EXERCISE AIM
Spot each line that carries the word "Clause"; copy those lines.

PROVIDED DATA

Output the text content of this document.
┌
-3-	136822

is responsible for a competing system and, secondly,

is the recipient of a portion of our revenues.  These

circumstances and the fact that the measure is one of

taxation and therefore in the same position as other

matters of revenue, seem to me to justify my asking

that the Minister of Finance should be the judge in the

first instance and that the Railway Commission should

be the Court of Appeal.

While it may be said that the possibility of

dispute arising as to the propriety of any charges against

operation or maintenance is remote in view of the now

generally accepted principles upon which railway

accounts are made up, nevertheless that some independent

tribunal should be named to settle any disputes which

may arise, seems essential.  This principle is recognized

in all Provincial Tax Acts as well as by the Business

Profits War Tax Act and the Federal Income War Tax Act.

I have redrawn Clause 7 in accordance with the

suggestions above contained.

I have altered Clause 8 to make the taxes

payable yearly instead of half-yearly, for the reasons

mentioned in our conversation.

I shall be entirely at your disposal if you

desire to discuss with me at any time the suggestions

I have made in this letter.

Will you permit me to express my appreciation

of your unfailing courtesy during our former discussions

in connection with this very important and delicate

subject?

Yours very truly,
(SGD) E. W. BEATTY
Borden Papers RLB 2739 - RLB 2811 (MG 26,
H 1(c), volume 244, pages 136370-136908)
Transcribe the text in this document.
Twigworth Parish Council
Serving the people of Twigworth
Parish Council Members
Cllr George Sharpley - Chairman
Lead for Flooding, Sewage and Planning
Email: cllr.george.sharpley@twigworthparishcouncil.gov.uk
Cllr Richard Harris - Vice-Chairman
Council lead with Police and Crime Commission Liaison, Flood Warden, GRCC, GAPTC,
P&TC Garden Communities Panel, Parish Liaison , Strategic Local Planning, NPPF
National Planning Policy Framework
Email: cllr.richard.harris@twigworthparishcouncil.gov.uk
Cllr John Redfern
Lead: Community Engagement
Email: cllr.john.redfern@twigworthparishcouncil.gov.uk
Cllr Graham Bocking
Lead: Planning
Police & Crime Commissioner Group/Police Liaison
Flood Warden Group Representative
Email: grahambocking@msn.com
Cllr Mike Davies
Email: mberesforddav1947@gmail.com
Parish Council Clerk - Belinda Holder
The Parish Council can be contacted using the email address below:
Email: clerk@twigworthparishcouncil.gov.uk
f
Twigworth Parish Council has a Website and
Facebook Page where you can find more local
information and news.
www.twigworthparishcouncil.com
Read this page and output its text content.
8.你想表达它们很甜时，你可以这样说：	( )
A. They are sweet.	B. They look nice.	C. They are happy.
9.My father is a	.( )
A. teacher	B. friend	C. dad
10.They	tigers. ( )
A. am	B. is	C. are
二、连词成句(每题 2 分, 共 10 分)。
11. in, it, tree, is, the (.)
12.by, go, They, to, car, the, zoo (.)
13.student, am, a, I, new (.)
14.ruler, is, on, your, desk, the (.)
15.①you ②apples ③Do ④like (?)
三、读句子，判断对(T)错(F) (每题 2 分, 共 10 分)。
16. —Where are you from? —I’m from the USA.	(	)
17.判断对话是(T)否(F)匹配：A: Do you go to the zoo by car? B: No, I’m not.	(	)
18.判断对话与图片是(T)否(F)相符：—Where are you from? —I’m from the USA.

PROBLEM SOLUTION
I have redrawn Clause 7 in accordance with the
I have altered Clause 8 to make the taxes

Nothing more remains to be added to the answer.